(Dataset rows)
--- BEGIN ---

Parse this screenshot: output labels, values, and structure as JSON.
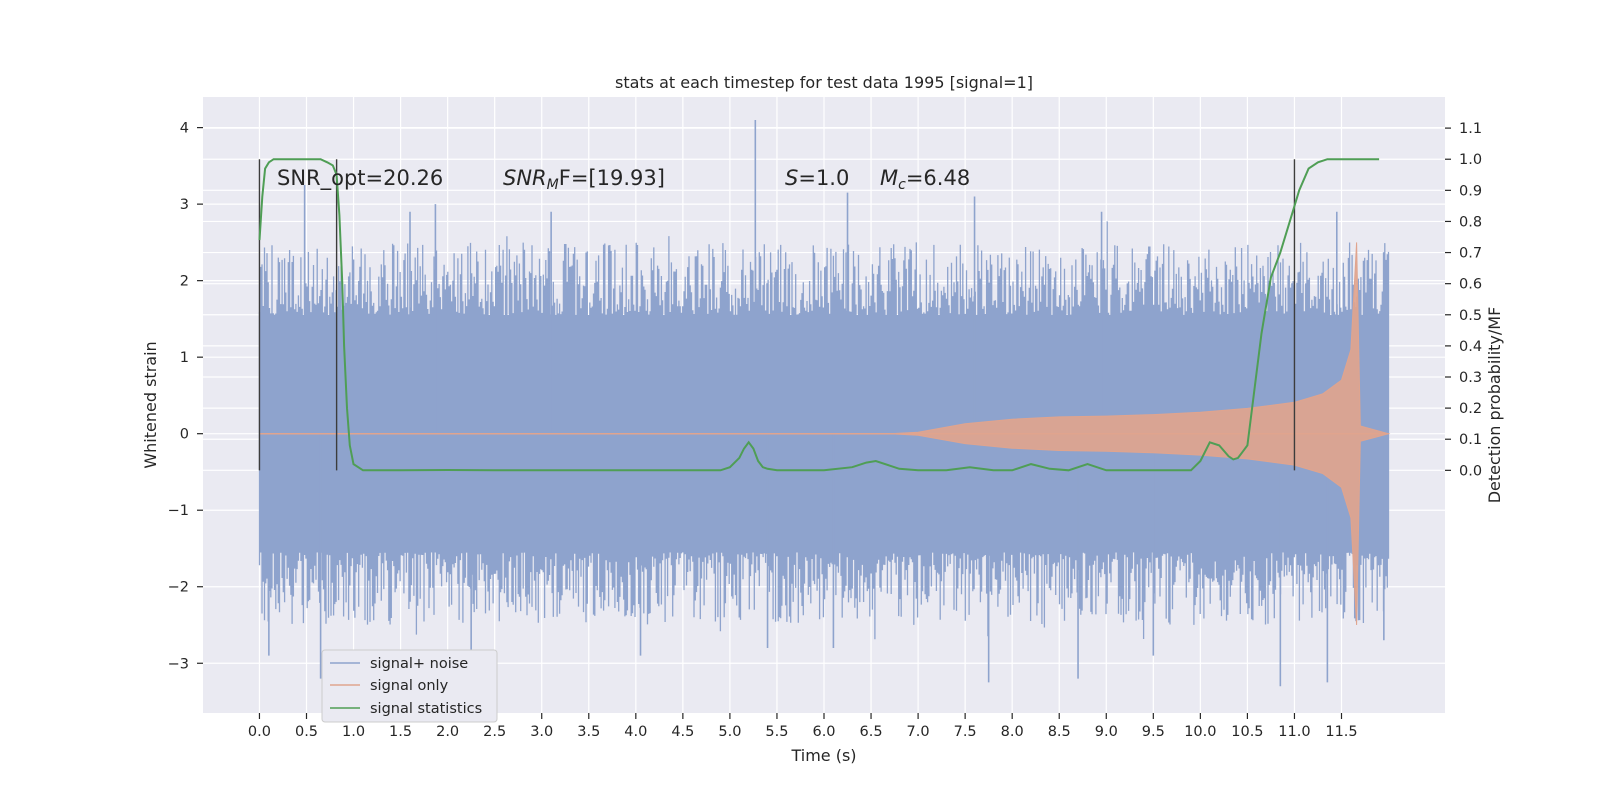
{
  "chart_data": {
    "type": "line",
    "title": "stats at each timestep for test data 1995 [signal=1]",
    "xlabel": "Time (s)",
    "ylabel_left": "Whitened strain",
    "ylabel_right": "Detection probability/MF",
    "xlim": [
      -0.6,
      12.6
    ],
    "ylim_left": [
      -3.65,
      4.4
    ],
    "ylim_right": [
      -0.78,
      1.2
    ],
    "xticks": [
      0.0,
      0.5,
      1.0,
      1.5,
      2.0,
      2.5,
      3.0,
      3.5,
      4.0,
      4.5,
      5.0,
      5.5,
      6.0,
      6.5,
      7.0,
      7.5,
      8.0,
      8.5,
      9.0,
      9.5,
      10.0,
      10.5,
      11.0,
      11.5
    ],
    "xtick_labels": [
      "0.0",
      "0.5",
      "1.0",
      "1.5",
      "2.0",
      "2.5",
      "3.0",
      "3.5",
      "4.0",
      "4.5",
      "5.0",
      "5.5",
      "6.0",
      "6.5",
      "7.0",
      "7.5",
      "8.0",
      "8.5",
      "9.0",
      "9.5",
      "10.0",
      "10.5",
      "11.0",
      "11.5"
    ],
    "yticks_left": [
      -3,
      -2,
      -1,
      0,
      1,
      2,
      3,
      4
    ],
    "ytick_labels_left": [
      "−3",
      "−2",
      "−1",
      "0",
      "1",
      "2",
      "3",
      "4"
    ],
    "yticks_right": [
      0.0,
      0.1,
      0.2,
      0.3,
      0.4,
      0.5,
      0.6,
      0.7,
      0.8,
      0.9,
      1.0,
      1.1
    ],
    "ytick_labels_right": [
      "0.0",
      "0.1",
      "0.2",
      "0.3",
      "0.4",
      "0.5",
      "0.6",
      "0.7",
      "0.8",
      "0.9",
      "1.0",
      "1.1"
    ],
    "grid": true,
    "legend_position": "lower-left",
    "annotations": {
      "snr_opt": "SNR_opt=20.26",
      "snr_mf_symbol": "SNR",
      "snr_mf_sub": "M",
      "snr_mf_rest": "F=[19.93]",
      "s_symbol": "S",
      "s_rest": "=1.0",
      "mc_symbol": "M",
      "mc_sub": "c",
      "mc_rest": "=6.48"
    },
    "vertical_lines": [
      0.0,
      0.82,
      11.0
    ],
    "series": [
      {
        "name": "signal+ noise",
        "color": "#8ea3cd",
        "axis": "left",
        "x_range": [
          0.0,
          12.0
        ],
        "band": 1.55,
        "peak_envelope": 2.5,
        "outliers": [
          [
            5.27,
            4.1
          ],
          [
            0.48,
            3.25
          ],
          [
            1.87,
            3.0
          ],
          [
            1.6,
            2.9
          ],
          [
            3.1,
            2.9
          ],
          [
            6.25,
            3.15
          ],
          [
            7.6,
            3.1
          ],
          [
            8.95,
            2.9
          ],
          [
            11.45,
            2.9
          ],
          [
            0.65,
            -3.2
          ],
          [
            7.75,
            -3.25
          ],
          [
            8.7,
            -3.2
          ],
          [
            10.85,
            -3.3
          ],
          [
            11.35,
            -3.25
          ],
          [
            4.05,
            -2.9
          ],
          [
            5.4,
            -2.8
          ],
          [
            0.1,
            -2.9
          ],
          [
            2.25,
            -2.95
          ],
          [
            6.1,
            -2.8
          ],
          [
            9.5,
            -2.9
          ],
          [
            11.95,
            -2.7
          ]
        ]
      },
      {
        "name": "signal only",
        "color": "#e0a48e",
        "axis": "left",
        "x_range": [
          0.0,
          12.0
        ],
        "envelope": [
          [
            0.0,
            0.0
          ],
          [
            6.7,
            0.0
          ],
          [
            7.0,
            0.02
          ],
          [
            7.5,
            0.13
          ],
          [
            8.0,
            0.19
          ],
          [
            8.5,
            0.22
          ],
          [
            9.0,
            0.23
          ],
          [
            9.5,
            0.25
          ],
          [
            10.0,
            0.28
          ],
          [
            10.5,
            0.33
          ],
          [
            11.0,
            0.41
          ],
          [
            11.3,
            0.52
          ],
          [
            11.5,
            0.7
          ],
          [
            11.6,
            1.1
          ],
          [
            11.66,
            2.5
          ],
          [
            11.7,
            0.1
          ],
          [
            12.0,
            0.0
          ]
        ]
      },
      {
        "name": "signal statistics",
        "color": "#4f9e55",
        "axis": "right",
        "x": [
          0.0,
          0.03,
          0.06,
          0.1,
          0.15,
          0.25,
          0.4,
          0.55,
          0.65,
          0.72,
          0.78,
          0.82,
          0.85,
          0.88,
          0.9,
          0.93,
          0.96,
          1.0,
          1.1,
          1.5,
          2.0,
          2.5,
          3.0,
          3.5,
          4.0,
          4.5,
          4.9,
          5.0,
          5.1,
          5.15,
          5.2,
          5.25,
          5.3,
          5.35,
          5.4,
          5.5,
          5.7,
          6.0,
          6.3,
          6.45,
          6.55,
          6.7,
          6.8,
          7.0,
          7.3,
          7.55,
          7.8,
          8.0,
          8.2,
          8.4,
          8.6,
          8.8,
          9.0,
          9.3,
          9.6,
          9.9,
          10.0,
          10.1,
          10.2,
          10.3,
          10.35,
          10.4,
          10.45,
          10.5,
          10.55,
          10.65,
          10.75,
          10.85,
          10.95,
          11.05,
          11.15,
          11.25,
          11.35,
          11.5,
          11.7,
          11.9
        ],
        "y": [
          0.74,
          0.88,
          0.97,
          0.99,
          1.0,
          1.0,
          1.0,
          1.0,
          1.0,
          0.99,
          0.98,
          0.95,
          0.82,
          0.6,
          0.4,
          0.2,
          0.08,
          0.02,
          0.0,
          0.0,
          0.001,
          0.0,
          0.0,
          0.0,
          0.0,
          0.0,
          0.0,
          0.01,
          0.04,
          0.07,
          0.09,
          0.07,
          0.03,
          0.01,
          0.005,
          0.0,
          0.0,
          0.0,
          0.01,
          0.025,
          0.03,
          0.015,
          0.005,
          0.0,
          0.0,
          0.01,
          0.0,
          0.0,
          0.02,
          0.005,
          0.0,
          0.02,
          0.0,
          0.0,
          0.0,
          0.0,
          0.03,
          0.09,
          0.08,
          0.045,
          0.035,
          0.04,
          0.06,
          0.08,
          0.2,
          0.44,
          0.62,
          0.7,
          0.8,
          0.9,
          0.97,
          0.99,
          1.0,
          1.0,
          1.0,
          1.0
        ]
      }
    ]
  }
}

--- END ---

◆ **The task**: Copy every record above exactly, leaving out the pictures.

◆ **Task answer**:
Parse this screenshot: output labels, values, and structure as JSON.
{
  "chart_data": {
    "type": "line",
    "title": "stats at each timestep for test data 1995 [signal=1]",
    "xlabel": "Time (s)",
    "ylabel_left": "Whitened strain",
    "ylabel_right": "Detection probability/MF",
    "xlim": [
      -0.6,
      12.6
    ],
    "ylim_left": [
      -3.65,
      4.4
    ],
    "ylim_right": [
      -0.78,
      1.2
    ],
    "xticks": [
      0.0,
      0.5,
      1.0,
      1.5,
      2.0,
      2.5,
      3.0,
      3.5,
      4.0,
      4.5,
      5.0,
      5.5,
      6.0,
      6.5,
      7.0,
      7.5,
      8.0,
      8.5,
      9.0,
      9.5,
      10.0,
      10.5,
      11.0,
      11.5
    ],
    "xtick_labels": [
      "0.0",
      "0.5",
      "1.0",
      "1.5",
      "2.0",
      "2.5",
      "3.0",
      "3.5",
      "4.0",
      "4.5",
      "5.0",
      "5.5",
      "6.0",
      "6.5",
      "7.0",
      "7.5",
      "8.0",
      "8.5",
      "9.0",
      "9.5",
      "10.0",
      "10.5",
      "11.0",
      "11.5"
    ],
    "yticks_left": [
      -3,
      -2,
      -1,
      0,
      1,
      2,
      3,
      4
    ],
    "ytick_labels_left": [
      "−3",
      "−2",
      "−1",
      "0",
      "1",
      "2",
      "3",
      "4"
    ],
    "yticks_right": [
      0.0,
      0.1,
      0.2,
      0.3,
      0.4,
      0.5,
      0.6,
      0.7,
      0.8,
      0.9,
      1.0,
      1.1
    ],
    "ytick_labels_right": [
      "0.0",
      "0.1",
      "0.2",
      "0.3",
      "0.4",
      "0.5",
      "0.6",
      "0.7",
      "0.8",
      "0.9",
      "1.0",
      "1.1"
    ],
    "grid": true,
    "legend_position": "lower-left",
    "annotations": {
      "snr_opt": "SNR_opt=20.26",
      "snr_mf_symbol": "SNR",
      "snr_mf_sub": "M",
      "snr_mf_rest": "F=[19.93]",
      "s_symbol": "S",
      "s_rest": "=1.0",
      "mc_symbol": "M",
      "mc_sub": "c",
      "mc_rest": "=6.48"
    },
    "vertical_lines": [
      0.0,
      0.82,
      11.0
    ],
    "series": [
      {
        "name": "signal+ noise",
        "color": "#8ea3cd",
        "axis": "left",
        "x_range": [
          0.0,
          12.0
        ],
        "band": 1.55,
        "peak_envelope": 2.5,
        "outliers": [
          [
            5.27,
            4.1
          ],
          [
            0.48,
            3.25
          ],
          [
            1.87,
            3.0
          ],
          [
            1.6,
            2.9
          ],
          [
            3.1,
            2.9
          ],
          [
            6.25,
            3.15
          ],
          [
            7.6,
            3.1
          ],
          [
            8.95,
            2.9
          ],
          [
            11.45,
            2.9
          ],
          [
            0.65,
            -3.2
          ],
          [
            7.75,
            -3.25
          ],
          [
            8.7,
            -3.2
          ],
          [
            10.85,
            -3.3
          ],
          [
            11.35,
            -3.25
          ],
          [
            4.05,
            -2.9
          ],
          [
            5.4,
            -2.8
          ],
          [
            0.1,
            -2.9
          ],
          [
            2.25,
            -2.95
          ],
          [
            6.1,
            -2.8
          ],
          [
            9.5,
            -2.9
          ],
          [
            11.95,
            -2.7
          ]
        ]
      },
      {
        "name": "signal only",
        "color": "#e0a48e",
        "axis": "left",
        "x_range": [
          0.0,
          12.0
        ],
        "envelope": [
          [
            0.0,
            0.0
          ],
          [
            6.7,
            0.0
          ],
          [
            7.0,
            0.02
          ],
          [
            7.5,
            0.13
          ],
          [
            8.0,
            0.19
          ],
          [
            8.5,
            0.22
          ],
          [
            9.0,
            0.23
          ],
          [
            9.5,
            0.25
          ],
          [
            10.0,
            0.28
          ],
          [
            10.5,
            0.33
          ],
          [
            11.0,
            0.41
          ],
          [
            11.3,
            0.52
          ],
          [
            11.5,
            0.7
          ],
          [
            11.6,
            1.1
          ],
          [
            11.66,
            2.5
          ],
          [
            11.7,
            0.1
          ],
          [
            12.0,
            0.0
          ]
        ]
      },
      {
        "name": "signal statistics",
        "color": "#4f9e55",
        "axis": "right",
        "x": [
          0.0,
          0.03,
          0.06,
          0.1,
          0.15,
          0.25,
          0.4,
          0.55,
          0.65,
          0.72,
          0.78,
          0.82,
          0.85,
          0.88,
          0.9,
          0.93,
          0.96,
          1.0,
          1.1,
          1.5,
          2.0,
          2.5,
          3.0,
          3.5,
          4.0,
          4.5,
          4.9,
          5.0,
          5.1,
          5.15,
          5.2,
          5.25,
          5.3,
          5.35,
          5.4,
          5.5,
          5.7,
          6.0,
          6.3,
          6.45,
          6.55,
          6.7,
          6.8,
          7.0,
          7.3,
          7.55,
          7.8,
          8.0,
          8.2,
          8.4,
          8.6,
          8.8,
          9.0,
          9.3,
          9.6,
          9.9,
          10.0,
          10.1,
          10.2,
          10.3,
          10.35,
          10.4,
          10.45,
          10.5,
          10.55,
          10.65,
          10.75,
          10.85,
          10.95,
          11.05,
          11.15,
          11.25,
          11.35,
          11.5,
          11.7,
          11.9
        ],
        "y": [
          0.74,
          0.88,
          0.97,
          0.99,
          1.0,
          1.0,
          1.0,
          1.0,
          1.0,
          0.99,
          0.98,
          0.95,
          0.82,
          0.6,
          0.4,
          0.2,
          0.08,
          0.02,
          0.0,
          0.0,
          0.001,
          0.0,
          0.0,
          0.0,
          0.0,
          0.0,
          0.0,
          0.01,
          0.04,
          0.07,
          0.09,
          0.07,
          0.03,
          0.01,
          0.005,
          0.0,
          0.0,
          0.0,
          0.01,
          0.025,
          0.03,
          0.015,
          0.005,
          0.0,
          0.0,
          0.01,
          0.0,
          0.0,
          0.02,
          0.005,
          0.0,
          0.02,
          0.0,
          0.0,
          0.0,
          0.0,
          0.03,
          0.09,
          0.08,
          0.045,
          0.035,
          0.04,
          0.06,
          0.08,
          0.2,
          0.44,
          0.62,
          0.7,
          0.8,
          0.9,
          0.97,
          0.99,
          1.0,
          1.0,
          1.0,
          1.0
        ]
      }
    ]
  }
}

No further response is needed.